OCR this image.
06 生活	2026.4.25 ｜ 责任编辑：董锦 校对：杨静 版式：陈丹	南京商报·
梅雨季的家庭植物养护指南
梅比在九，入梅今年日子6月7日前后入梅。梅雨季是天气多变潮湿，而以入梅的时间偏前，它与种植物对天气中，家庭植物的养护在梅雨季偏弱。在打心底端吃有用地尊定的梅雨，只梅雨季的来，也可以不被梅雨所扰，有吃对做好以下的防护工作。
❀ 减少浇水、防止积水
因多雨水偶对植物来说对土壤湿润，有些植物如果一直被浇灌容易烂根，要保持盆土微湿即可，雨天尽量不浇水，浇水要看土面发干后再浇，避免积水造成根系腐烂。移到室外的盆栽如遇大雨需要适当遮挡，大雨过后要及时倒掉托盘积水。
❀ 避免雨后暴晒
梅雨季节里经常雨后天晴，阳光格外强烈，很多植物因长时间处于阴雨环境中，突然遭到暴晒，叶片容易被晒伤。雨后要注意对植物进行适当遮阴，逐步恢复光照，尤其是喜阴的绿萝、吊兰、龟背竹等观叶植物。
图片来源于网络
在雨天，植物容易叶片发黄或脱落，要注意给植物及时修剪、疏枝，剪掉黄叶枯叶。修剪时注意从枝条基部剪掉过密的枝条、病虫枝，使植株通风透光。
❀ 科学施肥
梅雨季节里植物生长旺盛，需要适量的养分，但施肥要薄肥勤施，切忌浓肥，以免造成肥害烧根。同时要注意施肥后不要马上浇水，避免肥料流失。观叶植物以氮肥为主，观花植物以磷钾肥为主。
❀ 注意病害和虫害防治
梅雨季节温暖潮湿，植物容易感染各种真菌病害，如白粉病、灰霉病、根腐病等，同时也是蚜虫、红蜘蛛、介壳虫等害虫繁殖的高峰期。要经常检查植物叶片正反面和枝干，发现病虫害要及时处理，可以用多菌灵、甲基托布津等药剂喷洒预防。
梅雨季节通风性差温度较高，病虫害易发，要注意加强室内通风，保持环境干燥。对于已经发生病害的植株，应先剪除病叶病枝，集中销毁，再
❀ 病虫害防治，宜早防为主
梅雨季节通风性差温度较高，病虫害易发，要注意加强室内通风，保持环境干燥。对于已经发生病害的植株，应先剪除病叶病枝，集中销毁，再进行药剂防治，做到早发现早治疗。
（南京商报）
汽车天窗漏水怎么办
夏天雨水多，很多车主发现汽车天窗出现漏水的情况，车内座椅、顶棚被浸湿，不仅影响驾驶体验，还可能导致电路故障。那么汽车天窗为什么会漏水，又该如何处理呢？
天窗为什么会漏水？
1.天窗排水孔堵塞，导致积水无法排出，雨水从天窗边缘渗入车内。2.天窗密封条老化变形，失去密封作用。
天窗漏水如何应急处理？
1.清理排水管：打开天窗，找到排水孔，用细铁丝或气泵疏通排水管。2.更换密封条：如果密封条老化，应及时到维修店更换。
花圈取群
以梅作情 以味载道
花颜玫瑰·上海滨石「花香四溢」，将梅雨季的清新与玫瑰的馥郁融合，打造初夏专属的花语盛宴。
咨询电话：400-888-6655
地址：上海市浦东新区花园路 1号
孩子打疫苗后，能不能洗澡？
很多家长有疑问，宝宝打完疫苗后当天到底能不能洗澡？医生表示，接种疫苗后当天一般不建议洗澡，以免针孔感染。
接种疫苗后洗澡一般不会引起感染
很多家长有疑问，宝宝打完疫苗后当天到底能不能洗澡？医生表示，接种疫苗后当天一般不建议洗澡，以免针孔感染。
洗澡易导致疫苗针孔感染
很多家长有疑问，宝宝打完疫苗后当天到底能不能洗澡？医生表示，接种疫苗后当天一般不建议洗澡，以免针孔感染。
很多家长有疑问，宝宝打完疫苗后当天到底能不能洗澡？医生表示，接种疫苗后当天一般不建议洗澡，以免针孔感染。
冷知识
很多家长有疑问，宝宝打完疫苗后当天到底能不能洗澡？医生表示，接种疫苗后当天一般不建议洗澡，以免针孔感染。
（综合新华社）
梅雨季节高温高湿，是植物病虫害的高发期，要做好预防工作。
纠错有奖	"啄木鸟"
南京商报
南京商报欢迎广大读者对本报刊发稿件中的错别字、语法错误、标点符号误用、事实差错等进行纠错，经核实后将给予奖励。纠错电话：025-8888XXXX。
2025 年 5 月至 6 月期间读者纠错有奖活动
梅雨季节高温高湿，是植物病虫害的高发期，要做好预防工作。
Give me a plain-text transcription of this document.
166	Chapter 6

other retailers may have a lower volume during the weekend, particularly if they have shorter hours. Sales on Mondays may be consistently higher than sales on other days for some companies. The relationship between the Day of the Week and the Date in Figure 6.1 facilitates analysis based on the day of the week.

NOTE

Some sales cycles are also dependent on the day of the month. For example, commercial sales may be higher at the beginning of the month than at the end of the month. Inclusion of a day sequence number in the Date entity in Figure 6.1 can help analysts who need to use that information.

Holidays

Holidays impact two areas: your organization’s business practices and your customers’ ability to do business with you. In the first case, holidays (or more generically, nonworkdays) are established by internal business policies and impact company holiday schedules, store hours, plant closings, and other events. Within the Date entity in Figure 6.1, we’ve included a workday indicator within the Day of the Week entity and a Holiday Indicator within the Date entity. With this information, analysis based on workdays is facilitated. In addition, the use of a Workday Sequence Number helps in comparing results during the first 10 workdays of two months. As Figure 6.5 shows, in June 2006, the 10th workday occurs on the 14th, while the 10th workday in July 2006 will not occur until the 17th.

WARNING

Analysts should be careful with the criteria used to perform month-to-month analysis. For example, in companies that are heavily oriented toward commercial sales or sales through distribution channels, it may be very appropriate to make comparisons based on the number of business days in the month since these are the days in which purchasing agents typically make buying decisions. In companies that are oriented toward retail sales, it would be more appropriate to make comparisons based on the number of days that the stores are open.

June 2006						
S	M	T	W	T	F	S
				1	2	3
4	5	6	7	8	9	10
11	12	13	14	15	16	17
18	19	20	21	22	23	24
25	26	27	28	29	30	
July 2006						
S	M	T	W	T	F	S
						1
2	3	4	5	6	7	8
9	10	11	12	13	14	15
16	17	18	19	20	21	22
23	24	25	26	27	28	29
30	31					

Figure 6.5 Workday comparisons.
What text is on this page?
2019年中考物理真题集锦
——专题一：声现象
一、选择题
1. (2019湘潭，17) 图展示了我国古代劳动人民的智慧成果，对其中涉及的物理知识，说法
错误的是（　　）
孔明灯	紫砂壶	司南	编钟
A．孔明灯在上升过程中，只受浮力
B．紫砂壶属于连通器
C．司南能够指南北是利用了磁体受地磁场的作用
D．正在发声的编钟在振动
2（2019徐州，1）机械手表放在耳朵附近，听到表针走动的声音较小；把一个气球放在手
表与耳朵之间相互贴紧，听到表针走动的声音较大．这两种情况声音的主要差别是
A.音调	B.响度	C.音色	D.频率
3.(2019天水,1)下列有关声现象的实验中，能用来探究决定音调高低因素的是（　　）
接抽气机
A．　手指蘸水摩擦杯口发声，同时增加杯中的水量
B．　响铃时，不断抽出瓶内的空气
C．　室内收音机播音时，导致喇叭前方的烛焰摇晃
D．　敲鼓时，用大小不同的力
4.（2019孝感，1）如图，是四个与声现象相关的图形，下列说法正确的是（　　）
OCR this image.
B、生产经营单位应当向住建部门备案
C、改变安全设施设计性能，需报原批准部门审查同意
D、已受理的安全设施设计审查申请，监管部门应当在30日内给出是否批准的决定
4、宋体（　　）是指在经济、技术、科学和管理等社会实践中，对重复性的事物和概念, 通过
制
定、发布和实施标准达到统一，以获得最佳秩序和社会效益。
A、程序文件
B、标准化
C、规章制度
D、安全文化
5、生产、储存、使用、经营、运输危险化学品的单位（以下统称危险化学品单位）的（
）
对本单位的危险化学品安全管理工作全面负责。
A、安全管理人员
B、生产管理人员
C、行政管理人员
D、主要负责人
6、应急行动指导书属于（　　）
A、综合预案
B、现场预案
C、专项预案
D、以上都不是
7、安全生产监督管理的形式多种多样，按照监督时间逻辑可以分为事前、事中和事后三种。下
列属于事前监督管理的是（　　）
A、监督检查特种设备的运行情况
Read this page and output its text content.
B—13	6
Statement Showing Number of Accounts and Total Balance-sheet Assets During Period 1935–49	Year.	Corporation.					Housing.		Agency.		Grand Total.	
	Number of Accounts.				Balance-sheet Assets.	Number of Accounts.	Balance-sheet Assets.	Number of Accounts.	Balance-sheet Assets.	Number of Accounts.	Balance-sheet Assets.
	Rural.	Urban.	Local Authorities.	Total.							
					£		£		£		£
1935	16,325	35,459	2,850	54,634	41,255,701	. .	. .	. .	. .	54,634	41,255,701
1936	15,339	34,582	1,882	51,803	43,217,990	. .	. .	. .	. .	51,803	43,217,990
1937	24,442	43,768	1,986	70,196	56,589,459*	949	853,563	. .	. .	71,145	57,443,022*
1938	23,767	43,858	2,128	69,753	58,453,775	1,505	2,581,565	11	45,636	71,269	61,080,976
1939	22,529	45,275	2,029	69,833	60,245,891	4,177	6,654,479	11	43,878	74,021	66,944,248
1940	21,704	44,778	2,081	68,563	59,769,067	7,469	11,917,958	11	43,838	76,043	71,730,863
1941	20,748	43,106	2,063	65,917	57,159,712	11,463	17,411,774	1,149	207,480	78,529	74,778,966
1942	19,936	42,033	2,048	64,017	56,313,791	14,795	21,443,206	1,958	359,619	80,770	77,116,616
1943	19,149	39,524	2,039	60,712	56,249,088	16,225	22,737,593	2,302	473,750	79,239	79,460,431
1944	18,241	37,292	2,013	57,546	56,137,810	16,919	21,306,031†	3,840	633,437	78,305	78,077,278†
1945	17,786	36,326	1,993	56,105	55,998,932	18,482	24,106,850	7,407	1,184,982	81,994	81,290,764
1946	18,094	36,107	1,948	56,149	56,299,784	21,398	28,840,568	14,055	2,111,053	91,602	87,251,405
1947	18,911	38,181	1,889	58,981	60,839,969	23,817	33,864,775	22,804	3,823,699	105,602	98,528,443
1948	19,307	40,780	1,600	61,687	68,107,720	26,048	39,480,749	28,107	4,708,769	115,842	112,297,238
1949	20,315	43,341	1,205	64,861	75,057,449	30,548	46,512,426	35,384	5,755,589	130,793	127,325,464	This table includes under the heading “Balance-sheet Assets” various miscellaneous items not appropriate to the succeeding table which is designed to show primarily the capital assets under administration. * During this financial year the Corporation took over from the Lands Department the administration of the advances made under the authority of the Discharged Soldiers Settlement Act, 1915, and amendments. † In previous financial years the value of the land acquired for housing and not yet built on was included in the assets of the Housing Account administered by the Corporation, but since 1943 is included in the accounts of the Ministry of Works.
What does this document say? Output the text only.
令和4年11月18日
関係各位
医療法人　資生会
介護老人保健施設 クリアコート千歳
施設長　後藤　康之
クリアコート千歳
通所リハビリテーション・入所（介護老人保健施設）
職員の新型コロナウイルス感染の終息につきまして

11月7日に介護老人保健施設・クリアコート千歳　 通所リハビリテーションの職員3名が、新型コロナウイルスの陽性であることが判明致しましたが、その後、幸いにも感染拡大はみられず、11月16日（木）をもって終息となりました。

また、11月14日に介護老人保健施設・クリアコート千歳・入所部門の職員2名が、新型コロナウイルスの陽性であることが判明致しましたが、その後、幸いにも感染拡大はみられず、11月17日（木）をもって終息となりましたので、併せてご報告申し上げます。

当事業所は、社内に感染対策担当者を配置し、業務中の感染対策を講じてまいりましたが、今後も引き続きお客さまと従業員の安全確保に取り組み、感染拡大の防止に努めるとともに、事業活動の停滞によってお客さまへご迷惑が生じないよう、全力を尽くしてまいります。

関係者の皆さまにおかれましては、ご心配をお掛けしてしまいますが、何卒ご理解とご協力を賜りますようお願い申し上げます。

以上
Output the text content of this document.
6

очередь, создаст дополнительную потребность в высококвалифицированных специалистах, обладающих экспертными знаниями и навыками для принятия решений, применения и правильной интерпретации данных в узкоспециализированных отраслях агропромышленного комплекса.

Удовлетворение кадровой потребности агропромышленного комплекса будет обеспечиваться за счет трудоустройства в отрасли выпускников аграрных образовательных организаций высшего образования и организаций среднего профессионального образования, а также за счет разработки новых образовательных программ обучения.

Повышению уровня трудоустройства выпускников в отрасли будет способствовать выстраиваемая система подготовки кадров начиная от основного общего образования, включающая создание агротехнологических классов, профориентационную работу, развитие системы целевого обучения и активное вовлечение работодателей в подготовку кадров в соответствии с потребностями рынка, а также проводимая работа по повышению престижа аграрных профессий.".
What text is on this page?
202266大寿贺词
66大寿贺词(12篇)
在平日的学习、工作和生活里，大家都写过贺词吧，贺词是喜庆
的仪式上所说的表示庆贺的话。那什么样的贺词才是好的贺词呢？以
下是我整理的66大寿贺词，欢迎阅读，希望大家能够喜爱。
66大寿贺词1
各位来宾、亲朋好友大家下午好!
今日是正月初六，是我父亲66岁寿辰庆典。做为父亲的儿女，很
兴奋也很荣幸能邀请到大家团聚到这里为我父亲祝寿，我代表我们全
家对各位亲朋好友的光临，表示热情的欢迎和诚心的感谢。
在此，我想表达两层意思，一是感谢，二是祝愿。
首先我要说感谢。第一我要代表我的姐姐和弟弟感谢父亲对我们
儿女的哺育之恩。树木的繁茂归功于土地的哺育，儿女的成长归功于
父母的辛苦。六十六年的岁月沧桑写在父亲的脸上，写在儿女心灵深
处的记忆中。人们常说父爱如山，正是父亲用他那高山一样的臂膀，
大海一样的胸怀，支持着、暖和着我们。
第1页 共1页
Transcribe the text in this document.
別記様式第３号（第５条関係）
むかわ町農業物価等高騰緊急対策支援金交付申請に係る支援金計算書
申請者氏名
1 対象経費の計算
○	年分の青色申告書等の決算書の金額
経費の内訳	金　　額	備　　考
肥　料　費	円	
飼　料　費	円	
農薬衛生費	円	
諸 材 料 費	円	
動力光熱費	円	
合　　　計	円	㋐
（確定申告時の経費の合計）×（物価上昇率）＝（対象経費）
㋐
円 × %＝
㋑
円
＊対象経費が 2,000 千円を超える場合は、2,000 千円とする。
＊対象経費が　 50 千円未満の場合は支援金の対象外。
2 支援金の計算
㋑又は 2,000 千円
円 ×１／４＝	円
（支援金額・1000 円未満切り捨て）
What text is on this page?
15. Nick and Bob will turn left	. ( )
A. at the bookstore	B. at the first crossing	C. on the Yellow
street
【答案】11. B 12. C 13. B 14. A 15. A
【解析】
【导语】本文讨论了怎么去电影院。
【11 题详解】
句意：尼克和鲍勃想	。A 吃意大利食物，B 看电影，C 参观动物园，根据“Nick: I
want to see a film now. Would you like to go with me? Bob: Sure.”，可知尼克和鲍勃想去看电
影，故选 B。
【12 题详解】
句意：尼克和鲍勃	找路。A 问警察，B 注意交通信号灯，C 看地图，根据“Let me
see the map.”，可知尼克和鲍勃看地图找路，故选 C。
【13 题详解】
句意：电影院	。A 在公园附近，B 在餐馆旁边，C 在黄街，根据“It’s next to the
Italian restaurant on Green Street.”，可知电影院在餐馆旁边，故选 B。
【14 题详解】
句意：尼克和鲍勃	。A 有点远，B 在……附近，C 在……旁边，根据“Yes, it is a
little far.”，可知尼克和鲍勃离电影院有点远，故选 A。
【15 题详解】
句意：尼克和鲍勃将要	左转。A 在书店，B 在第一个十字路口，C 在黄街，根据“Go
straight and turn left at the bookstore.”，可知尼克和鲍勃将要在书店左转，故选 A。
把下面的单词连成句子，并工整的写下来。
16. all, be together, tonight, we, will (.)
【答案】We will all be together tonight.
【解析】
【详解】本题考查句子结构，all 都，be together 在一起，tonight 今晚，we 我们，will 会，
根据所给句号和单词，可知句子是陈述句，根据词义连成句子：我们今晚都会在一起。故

================

Task prompt
Search the records for the word "幸いにも感染拡大はみられず" and copy every line where it occurs.

Answer to the exercise
11月7日に介護老人保健施設・クリアコート千歳　 通所リハビリテーションの職員3名が、新型コロナウイルスの陽性であることが判明致しましたが、その後、幸いにも感染拡大はみられず、11月16日（木）をもって終息となりました。
また、11月14日に介護老人保健施設・クリアコート千歳・入所部門の職員2名が、新型コロナウイルスの陽性であることが判明致しましたが、その後、幸いにも感染拡大はみられず、11月17日（木）をもって終息となりましたので、併せてご報告申し上げます。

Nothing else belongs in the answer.